■ Requirement: Could you render the lines below, from the line containing "Localize each UI" through the line containing "source-text: International Association", as a JSON list of strings with one string per line? Omit blank lines and leave the pictures out.

■ Exercise inputs:
--- Start ---

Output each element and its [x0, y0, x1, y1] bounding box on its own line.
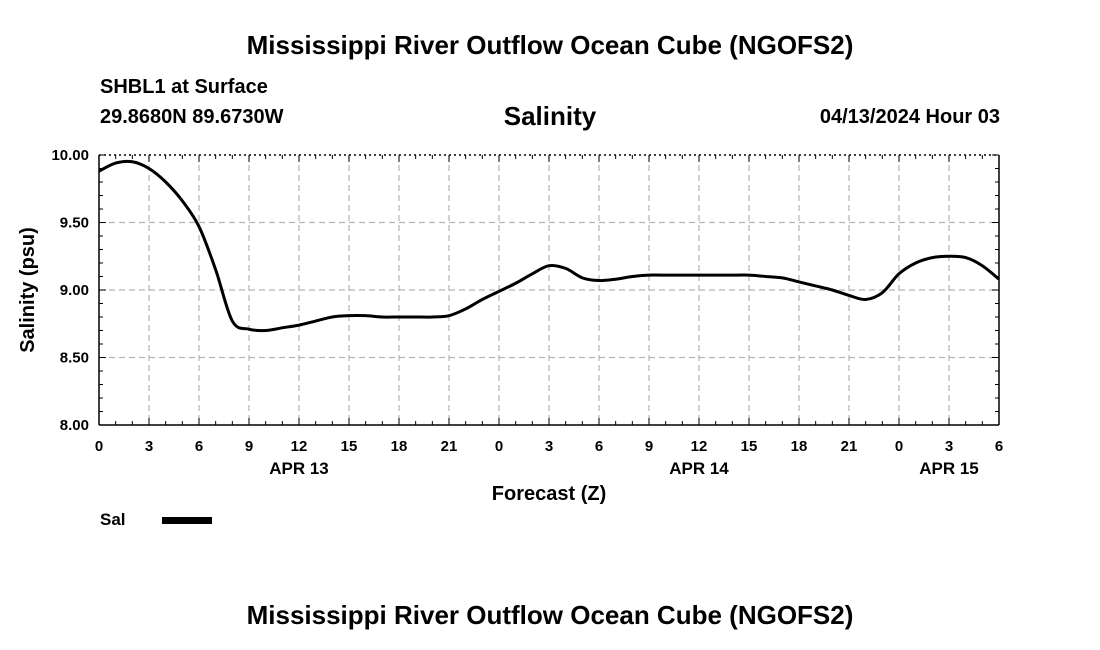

--- End ---
--- Start ---

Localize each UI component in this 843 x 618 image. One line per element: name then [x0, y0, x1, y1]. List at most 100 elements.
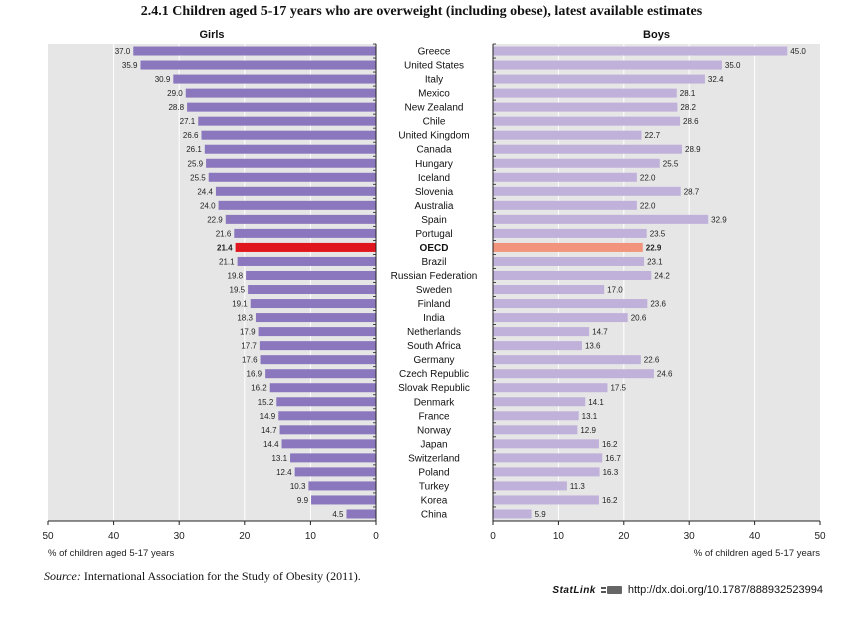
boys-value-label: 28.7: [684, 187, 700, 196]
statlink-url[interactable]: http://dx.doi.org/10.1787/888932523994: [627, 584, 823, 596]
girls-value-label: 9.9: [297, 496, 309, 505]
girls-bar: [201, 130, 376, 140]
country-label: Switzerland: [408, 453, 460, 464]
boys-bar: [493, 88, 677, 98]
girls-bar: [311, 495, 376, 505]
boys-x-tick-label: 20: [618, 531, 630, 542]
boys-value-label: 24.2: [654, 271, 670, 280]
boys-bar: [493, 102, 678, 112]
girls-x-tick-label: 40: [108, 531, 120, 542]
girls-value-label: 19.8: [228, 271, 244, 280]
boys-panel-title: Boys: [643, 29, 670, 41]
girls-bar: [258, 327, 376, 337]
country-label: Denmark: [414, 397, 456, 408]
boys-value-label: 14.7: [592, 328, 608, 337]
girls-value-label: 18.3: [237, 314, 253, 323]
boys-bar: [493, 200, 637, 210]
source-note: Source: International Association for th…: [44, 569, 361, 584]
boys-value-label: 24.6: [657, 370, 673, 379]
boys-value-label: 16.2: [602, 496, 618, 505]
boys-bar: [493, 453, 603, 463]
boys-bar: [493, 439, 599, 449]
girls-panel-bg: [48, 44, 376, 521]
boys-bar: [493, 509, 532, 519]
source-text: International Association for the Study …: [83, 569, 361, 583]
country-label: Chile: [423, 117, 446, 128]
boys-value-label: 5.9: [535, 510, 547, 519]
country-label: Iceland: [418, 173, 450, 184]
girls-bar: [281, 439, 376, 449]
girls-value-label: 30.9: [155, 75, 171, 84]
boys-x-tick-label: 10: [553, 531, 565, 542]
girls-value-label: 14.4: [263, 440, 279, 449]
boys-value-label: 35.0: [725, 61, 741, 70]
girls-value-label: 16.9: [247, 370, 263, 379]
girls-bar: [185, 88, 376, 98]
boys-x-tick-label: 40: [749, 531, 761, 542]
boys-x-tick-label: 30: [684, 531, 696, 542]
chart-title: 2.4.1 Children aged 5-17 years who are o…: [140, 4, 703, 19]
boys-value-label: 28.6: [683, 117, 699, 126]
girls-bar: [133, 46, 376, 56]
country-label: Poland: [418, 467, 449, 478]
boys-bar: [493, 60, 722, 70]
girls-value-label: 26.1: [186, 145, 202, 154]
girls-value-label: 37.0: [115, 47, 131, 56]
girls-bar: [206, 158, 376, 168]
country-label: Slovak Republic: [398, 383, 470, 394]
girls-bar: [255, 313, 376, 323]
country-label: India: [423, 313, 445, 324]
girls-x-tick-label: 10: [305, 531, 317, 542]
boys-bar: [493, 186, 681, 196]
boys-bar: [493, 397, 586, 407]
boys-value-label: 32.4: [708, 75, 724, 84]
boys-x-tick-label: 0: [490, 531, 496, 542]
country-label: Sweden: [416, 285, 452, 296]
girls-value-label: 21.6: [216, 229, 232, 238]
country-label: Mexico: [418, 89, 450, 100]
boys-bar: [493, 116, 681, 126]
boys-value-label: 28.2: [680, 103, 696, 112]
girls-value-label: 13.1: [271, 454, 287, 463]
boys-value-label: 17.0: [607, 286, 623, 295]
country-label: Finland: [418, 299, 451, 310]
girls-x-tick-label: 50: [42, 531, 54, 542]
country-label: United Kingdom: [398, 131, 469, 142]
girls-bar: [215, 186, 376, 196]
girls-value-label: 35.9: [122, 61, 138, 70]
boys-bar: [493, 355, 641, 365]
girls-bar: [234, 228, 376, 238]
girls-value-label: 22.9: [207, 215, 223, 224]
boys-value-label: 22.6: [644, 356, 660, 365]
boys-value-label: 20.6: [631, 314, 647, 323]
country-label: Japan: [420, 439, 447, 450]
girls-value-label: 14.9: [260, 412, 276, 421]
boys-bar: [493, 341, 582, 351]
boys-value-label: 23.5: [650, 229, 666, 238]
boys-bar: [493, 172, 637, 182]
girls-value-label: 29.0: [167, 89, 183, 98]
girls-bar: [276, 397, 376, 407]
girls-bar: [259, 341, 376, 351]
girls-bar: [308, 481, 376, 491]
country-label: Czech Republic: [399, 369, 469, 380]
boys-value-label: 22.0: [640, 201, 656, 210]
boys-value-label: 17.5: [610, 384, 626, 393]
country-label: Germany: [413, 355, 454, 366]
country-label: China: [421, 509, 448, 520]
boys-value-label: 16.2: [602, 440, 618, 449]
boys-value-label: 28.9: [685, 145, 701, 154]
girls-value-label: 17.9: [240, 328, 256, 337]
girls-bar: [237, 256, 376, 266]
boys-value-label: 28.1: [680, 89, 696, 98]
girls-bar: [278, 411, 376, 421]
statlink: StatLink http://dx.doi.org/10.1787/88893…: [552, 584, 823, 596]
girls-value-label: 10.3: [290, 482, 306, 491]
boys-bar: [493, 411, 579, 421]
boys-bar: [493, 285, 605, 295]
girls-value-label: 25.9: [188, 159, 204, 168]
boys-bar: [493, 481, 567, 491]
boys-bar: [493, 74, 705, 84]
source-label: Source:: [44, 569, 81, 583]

--- End ---
--- Start ---

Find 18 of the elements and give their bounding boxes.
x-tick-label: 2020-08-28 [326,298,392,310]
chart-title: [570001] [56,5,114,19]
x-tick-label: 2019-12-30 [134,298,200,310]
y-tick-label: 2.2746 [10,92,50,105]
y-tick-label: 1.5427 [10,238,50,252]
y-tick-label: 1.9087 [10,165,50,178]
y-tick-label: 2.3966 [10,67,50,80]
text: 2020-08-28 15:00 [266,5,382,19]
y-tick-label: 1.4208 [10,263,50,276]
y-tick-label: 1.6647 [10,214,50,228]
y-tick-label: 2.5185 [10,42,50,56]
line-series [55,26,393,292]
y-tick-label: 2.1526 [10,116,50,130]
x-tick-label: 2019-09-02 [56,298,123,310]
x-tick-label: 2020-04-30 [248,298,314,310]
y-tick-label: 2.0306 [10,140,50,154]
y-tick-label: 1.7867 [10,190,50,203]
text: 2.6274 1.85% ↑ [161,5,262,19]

--- End ---

■ Exercise answer:
[
  "Localize each UI component in this 843 x 618 image. One line per element: name then [x0, y0, x1, y1]. List at most 100 elements.",
  "boys-value-label: 28.7: [684, 187, 700, 196]",
  "statlink-url[interactable]: http://dx.doi.org/10.1787/888932523994: [627, 584, 823, 596]",
  "girls-value-label: 9.9: [297, 496, 309, 505]",
  "girls-bar: [201, 130, 376, 140]",
  "country-label: Switzerland: [408, 453, 460, 464]",
  "boys-bar: [493, 88, 677, 98]",
  "girls-bar: [311, 495, 376, 505]",
  "boys-x-tick-label: 20: [618, 531, 630, 542]",
  "boys-value-label: 24.2: [654, 271, 670, 280]",
  "boys-bar: [493, 102, 678, 112]",
  "girls-x-tick-label: 40: [108, 531, 120, 542]",
  "girls-value-label: 19.8: [228, 271, 244, 280]",
  "boys-panel-title: Boys: [643, 29, 670, 41]",
  "girls-bar: [258, 327, 376, 337]",
  "country-label: Denmark: [414, 397, 456, 408]",
  "boys-value-label: 14.7: [592, 328, 608, 337]",
  "girls-value-label: 18.3: [237, 314, 253, 323]",
  "boys-bar: [493, 200, 637, 210]",
  "source-note: Source: International Association for th…: [44, 569, 361, 584]",
  "boys-value-label: 24.6: [657, 370, 673, 379]",
  "boys-value-label: 16.2: [602, 496, 618, 505]",
  "boys-bar: [493, 453, 603, 463]",
  "boys-bar: [493, 439, 599, 449]",
  "girls-panel-bg: [48, 44, 376, 521]",
  "boys-bar: [493, 509, 532, 519]",
  "source-text: International Association for the Study …: [83, 569, 361, 583]"
]